* **Text passage**
Operations with subquery results: UNION, INTERSECT, EXCEPT

Joining (UNION)

Joins the results of multiple SELECT queries (or subqueries), removing any duplicates.
Its behavior is identical to executing UNION ALL followed by SELECT DISTINCT *.
See UNION ALL for detailed information about its behavior.

SELECT key FROM T1
UNION
SELECT key FROM T2;

You can explicitly specify the DISTINCT keyword, though it won't affect the execution result.

SELECT key FROM T1
UNION DISTINCT
SELECT key FROM T2;

Example

SELECT * FROM (VALUES (1, 2)) AS t(x, y)
UNION
SELECT * FROM (VALUES (1, 2)) AS t(x, y);
x	y
1	2

Joining with duplicates (UNION ALL)

Joins the results of multiple SELECT queries (or subqueries) without removing duplicates.

SELECT key FROM T1
UNION ALL
SELECT key FROM T2;

Example

SELECT * FROM (VALUES (1, 2)) AS t(x, y)
UNION ALL
SELECT * FROM (VALUES (1, 2)) AS t(x, y);
x	y
1	2
1	2

Intersection (INTERSECT)

Finds the intersection of the results of two SELECT queries (or subqueries), removing any duplicates.
Its behavior is identical to executing INTERSECT ALL followed by SELECT DISTINCT *.
See INTERSECT ALL for detailed information about its behavior.

SELECT key FROM T1
INTERSECT
SELECT key FROM T2;

You can explicitly specify the DISTINCT keyword, though it won't affect the execution result.

* **Source material**
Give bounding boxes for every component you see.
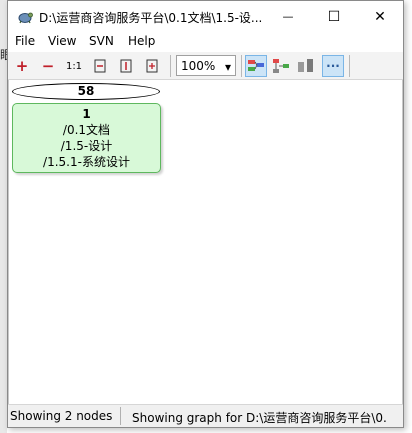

* **Goals**
1 - Decide whether each statement agrees with the text on SQL set operations above, answering yes or no and quoting the words of the text that settle it: (a) UNION removes duplicates from the joined results. (b) UNION ALL removes duplicates from the joined results. (c) Writing UNION DISTINCT instead of UNION changes the execution result.
2 - Pick up the text on UNION, INTERSECT and EXCEPT after its final sentence and continue it.

* **The responses**
1 -
(a) Yes: "Joins the results of multiple SELECT queries (or subqueries), removing any duplicates."
(b) No: "Joins the results of multiple SELECT queries (or subqueries) without removing duplicates."
(c) No: "You can explicitly specify the DISTINCT keyword, though it won't affect the execution result."

2 -
SELECT key FROM T1
INTERSECT DISTINCT
SELECT key FROM T2;

Example

SELECT * FROM (VALUES (1), (1), (1), (2)) AS t(x)
INTERSECT
SELECT * FROM (VALUES (1), (1)) AS t(x);
x
1

Intersection with duplicates (INTERSECT ALL)

Finds the intersection of the results of two SELECT queries (or subqueries) without removing duplicates.

SELECT key FROM T1
INTERSECT ALL
SELECT key FROM T2;

The query returns a table of duplicate rows that occur in both source tables.
The number of duplicate rows equals the minimum number of occurrences in either of the source tables.

Example

SELECT * FROM (VALUES (1), (1), (1), (2)) AS t(x)
INTERSECT ALL
SELECT * FROM (VALUES (1), (1)) AS t(x);
x
1
1

Exclusion (EXCEPT)

Excludes the results of one SELECT query (or subquery) from another.

SELECT key FROM T1
EXCEPT
SELECT key FROM T2;

You can explicitly specify the DISTINCT keyword, though it won't affect the execution result.

SELECT key FROM T1
EXCEPT DISTINCT
SELECT key FROM T2;

The query returns a table of unique rows that occur in the first table but not in the second.

Example

SELECT * FROM (VALUES (1), (1), (1), (2)) AS t(x)
EXCEPT
SELECT * FROM (VALUES (1)) AS t(x);
x
2

Exclusion with duplicates (EXCEPT ALL)

Excludes the results of one SELECT query (or subquery) from another, taking duplicates (the number of occurrences) into account.

SELECT key FROM T1
EXCEPT ALL
SELECT key FROM T2;

The query returns a table of duplicate rows that occur more frequently in the first table than in the second.
The number of duplicate rows equals the difference in their occurrences between the first and second source tables.

Example

SELECT * FROM (VALUES (1), (1), (1), (2)) AS t(x)
EXCEPT ALL
SELECT * FROM (VALUES (1)) AS t(x);
x
2
1
1

"By name" and "by position" modes

The operations above can be launched in two modes: by column names (the default mode) and by column positions (corresponds to the ANSI SQL standard and is enabled by the PRAGMA).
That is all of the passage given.